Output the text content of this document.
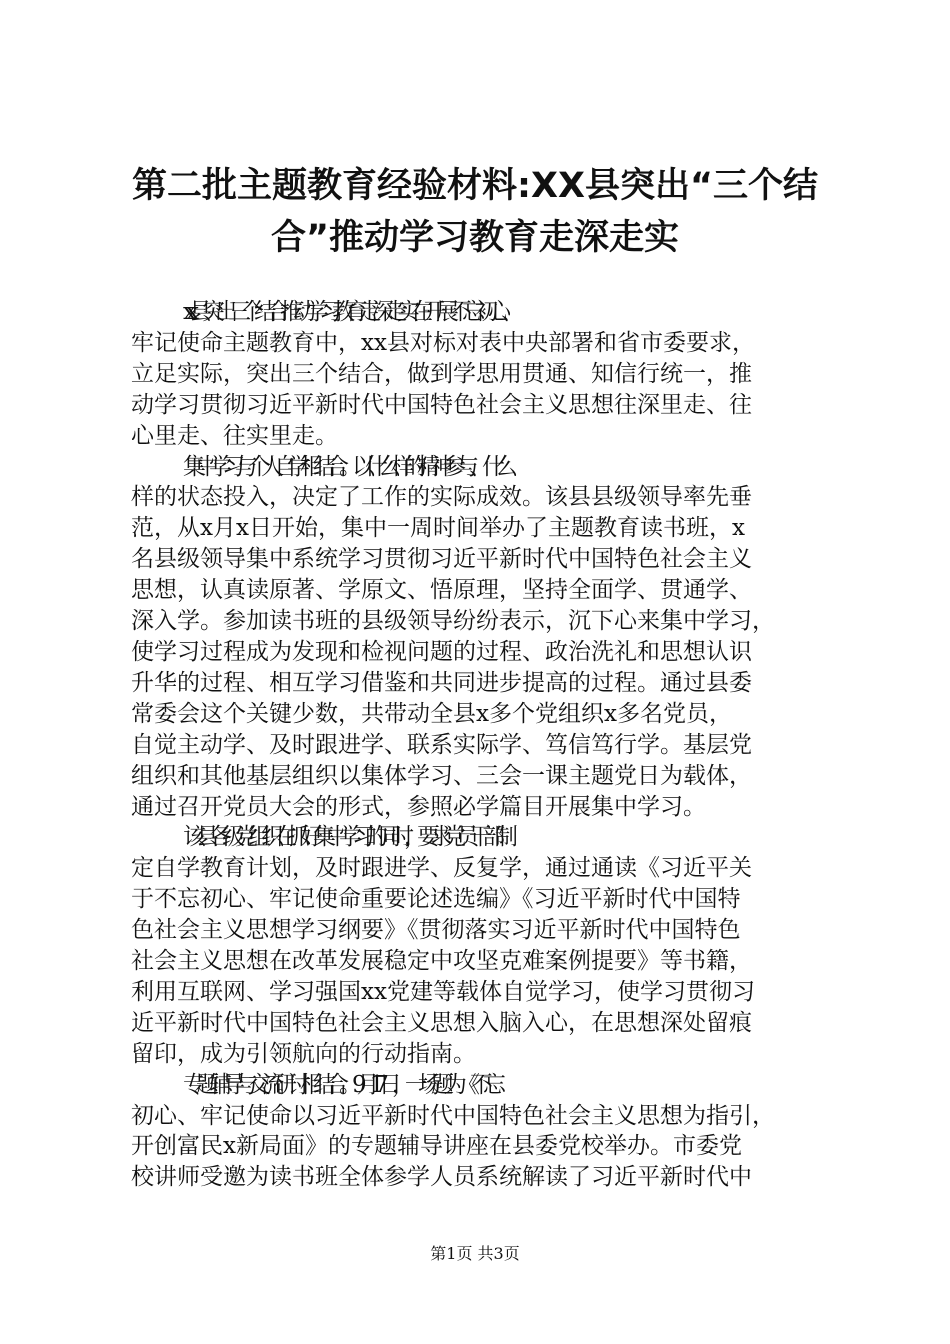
第二批主题教育经验材料:XX县突出“三个结
合”推动学习教育走深走实

xx县突出三个结合推动学习教育走深走实在开展不忘初心、
牢记使命主题教育中，xx县对标对表中央部署和省市委要求，
立足实际，突出三个结合，做到学思用贯通、知信行统一，推
动学习贯彻习近平新时代中国特色社会主义思想往深里走、往
心里走、往实里走。

集中学习与个人自学相结合。以什么样的精神参与、什么
样的状态投入，决定了工作的实际成效。该县县级领导率先垂
范，从x月x日开始，集中一周时间举办了主题教育读书班，x
名县级领导集中系统学习贯彻习近平新时代中国特色社会主义
思想，认真读原著、学原文、悟原理，坚持全面学、贯通学、
深入学。参加读书班的县级领导纷纷表示，沉下心来集中学习，
使学习过程成为发现和检视问题的过程、政治洗礼和思想认识
升华的过程、相互学习借鉴和共同进步提高的过程。通过县委
常委会这个关键少数，共带动全县x多个党组织x多名党员，
自觉主动学、及时跟进学、联系实际学、笃信笃行学。基层党
组织和其他基层组织以集体学习、三会一课主题党日为载体，
通过召开党员大会的形式，参照必学篇目开展集中学习。

该县各级党组织在抓好集中学习的同时，要求党员干部制
定自学教育计划，及时跟进学、反复学，通过通读《习近平关
于不忘初心、牢记使命重要论述选编》《习近平新时代中国特
色社会主义思想学习纲要》《贯彻落实习近平新时代中国特色
社会主义思想在改革发展稳定中攻坚克难案例提要》等书籍，
利用互联网、学习强国xx党建等载体自觉学习，使学习贯彻习
近平新时代中国特色社会主义思想入脑入心，在思想深处留痕
留印，成为引领航向的行动指南。

专题辅导与交流研讨相结合。9月17日，一场题为《不忘
初心、牢记使命以习近平新时代中国特色社会主义思想为指引，
开创富民x新局面》的专题辅导讲座在县委党校举办。市委党
校讲师受邀为读书班全体参学人员系统解读了习近平新时代中

第1页 共3页
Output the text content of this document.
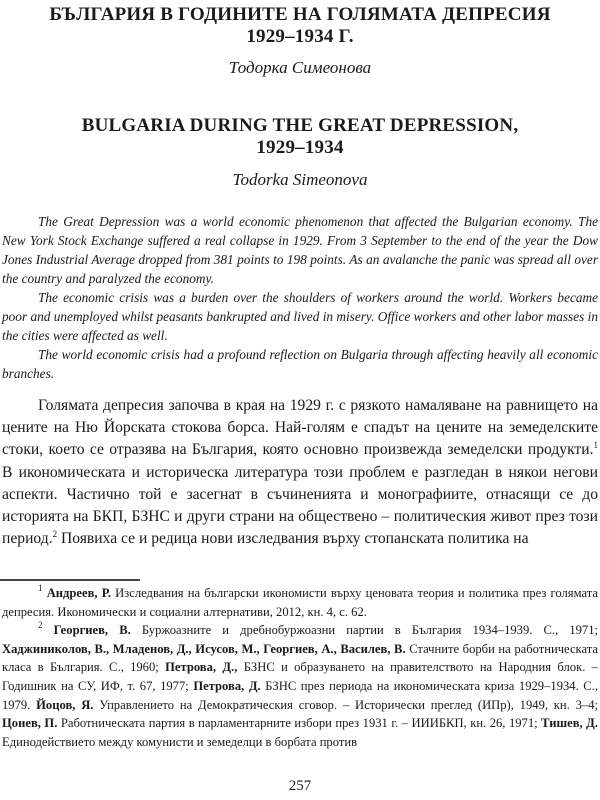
БЪЛГАРИЯ В ГОДИНИТЕ НА ГОЛЯМАТА ДЕПРЕСИЯ
1929–1934 Г.
Тодорка Симеонова
BULGARIA DURING THE GREAT DEPRESSION,
1929–1934
Todorka Simeonova

The Great Depression was a world economic phenomenon that affected the Bulgarian economy. The New York Stock Exchange suffered a real collapse in 1929. From 3 September to the end of the year the Dow Jones Industrial Average dropped from 381 points to 198 points. As an avalanche the panic was spread all over the country and paralyzed the economy.

The economic crisis was a burden over the shoulders of workers around the world. Workers became poor and unemployed whilst peasants bankrupted and lived in misery. Office workers and other labor masses in the cities were affected as well.

The world economic crisis had a profound reflection on Bulgaria through affecting heavily all economic branches.

Голямата депресия започва в края на 1929 г. с рязкото намаляване на равнището на цените на Ню Йорската стокова борса. Най-голям е спадът на цените на земеделските стоки, което се отразява на България, която основно произвежда земеделски продукти.$^1$ В икономическата и историческа литература този проблем е разгледан в някои негови аспекти. Частично той е засегнат в съчиненията и монографиите, отнасящи се до историята на БКП, БЗНС и други страни на обществено – политическия живот през този период.$^2$ Появиха се и редица нови изследвания върху стопанската политика на

$^1$ Андреев, Р. Изследвания на български икономисти върху ценовата теория и политика през голямата депресия. Икономически и социални алтернативи, 2012, кн. 4, с. 62.

$^2$ Георгиев, В. Буржоазните и дребнобуржоазни партии в България 1934–1939. С., 1971; Хаджиниколов, В., Младенов, Д., Исусов, М., Георгиев, А., Василев, В. Стачните борби на работническата класа в България. С., 1960; Петрова, Д., БЗНС и образуването на правителството на Народния блок. – Годишник на СУ, ИФ, т. 67, 1977; Петрова, Д. БЗНС през периода на икономическата криза 1929–1934. С., 1979. Йоцов, Я. Управлението на Демократическия сговор. – Исторически преглед (ИПр), 1949, кн. 3–4; Цонев, П. Работническата партия в парламентарните избори през 1931 г. – ИИИБКП, кн. 26, 1971; Тишев, Д. Единодействието между комунисти и земеделци в борбата против

257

==*==

▶ _What is needed_
Repeat all of the records verbatim, leaving out the pictures.

▶ _Full output_
Output the text content of this document.
第二批主题教育经验材料:XX县突出“三个结
合”推动学习教育走深走实

xx县突出三个结合推动学习教育走深走实在开展不忘初心、
牢记使命主题教育中，xx县对标对表中央部署和省市委要求，
立足实际，突出三个结合，做到学思用贯通、知信行统一，推
动学习贯彻习近平新时代中国特色社会主义思想往深里走、往
心里走、往实里走。

集中学习与个人自学相结合。以什么样的精神参与、什么
样的状态投入，决定了工作的实际成效。该县县级领导率先垂
范，从x月x日开始，集中一周时间举办了主题教育读书班，x
名县级领导集中系统学习贯彻习近平新时代中国特色社会主义
思想，认真读原著、学原文、悟原理，坚持全面学、贯通学、
深入学。参加读书班的县级领导纷纷表示，沉下心来集中学习，
使学习过程成为发现和检视问题的过程、政治洗礼和思想认识
升华的过程、相互学习借鉴和共同进步提高的过程。通过县委
常委会这个关键少数，共带动全县x多个党组织x多名党员，
自觉主动学、及时跟进学、联系实际学、笃信笃行学。基层党
组织和其他基层组织以集体学习、三会一课主题党日为载体，
通过召开党员大会的形式，参照必学篇目开展集中学习。

该县各级党组织在抓好集中学习的同时，要求党员干部制
定自学教育计划，及时跟进学、反复学，通过通读《习近平关
于不忘初心、牢记使命重要论述选编》《习近平新时代中国特
色社会主义思想学习纲要》《贯彻落实习近平新时代中国特色
社会主义思想在改革发展稳定中攻坚克难案例提要》等书籍，
利用互联网、学习强国xx党建等载体自觉学习，使学习贯彻习
近平新时代中国特色社会主义思想入脑入心，在思想深处留痕
留印，成为引领航向的行动指南。

专题辅导与交流研讨相结合。9月17日，一场题为《不忘
初心、牢记使命以习近平新时代中国特色社会主义思想为指引，
开创富民x新局面》的专题辅导讲座在县委党校举办。市委党
校讲师受邀为读书班全体参学人员系统解读了习近平新时代中

第1页 共3页
Output the text content of this document.
БЪЛГАРИЯ В ГОДИНИТЕ НА ГОЛЯМАТА ДЕПРЕСИЯ
1929–1934 Г.
Тодорка Симеонова
BULGARIA DURING THE GREAT DEPRESSION,
1929–1934
Todorka Simeonova

The Great Depression was a world economic phenomenon that affected the Bulgarian economy. The New York Stock Exchange suffered a real collapse in 1929. From 3 September to the end of the year the Dow Jones Industrial Average dropped from 381 points to 198 points. As an avalanche the panic was spread all over the country and paralyzed the economy.

The economic crisis was a burden over the shoulders of workers around the world. Workers became poor and unemployed whilst peasants bankrupted and lived in misery. Office workers and other labor masses in the cities were affected as well.

The world economic crisis had a profound reflection on Bulgaria through affecting heavily all economic branches.

Голямата депресия започва в края на 1929 г. с рязкото намаляване на равнището на цените на Ню Йорската стокова борса. Най-голям е спадът на цените на земеделските стоки, което се отразява на България, която основно произвежда земеделски продукти.$^1$ В икономическата и историческа литература този проблем е разгледан в някои негови аспекти. Частично той е засегнат в съчиненията и монографиите, отнасящи се до историята на БКП, БЗНС и други страни на обществено – политическия живот през този период.$^2$ Появиха се и редица нови изследвания върху стопанската политика на

$^1$ Андреев, Р. Изследвания на български икономисти върху ценовата теория и политика през голямата депресия. Икономически и социални алтернативи, 2012, кн. 4, с. 62.

$^2$ Георгиев, В. Буржоазните и дребнобуржоазни партии в България 1934–1939. С., 1971; Хаджиниколов, В., Младенов, Д., Исусов, М., Георгиев, А., Василев, В. Стачните борби на работническата класа в България. С., 1960; Петрова, Д., БЗНС и образуването на правителството на Народния блок. – Годишник на СУ, ИФ, т. 67, 1977; Петрова, Д. БЗНС през периода на икономическата криза 1929–1934. С., 1979. Йоцов, Я. Управлението на Демократическия сговор. – Исторически преглед (ИПр), 1949, кн. 3–4; Цонев, П. Работническата партия в парламентарните избори през 1931 г. – ИИИБКП, кн. 26, 1971; Тишев, Д. Единодействието между комунисти и земеделци в борбата против

257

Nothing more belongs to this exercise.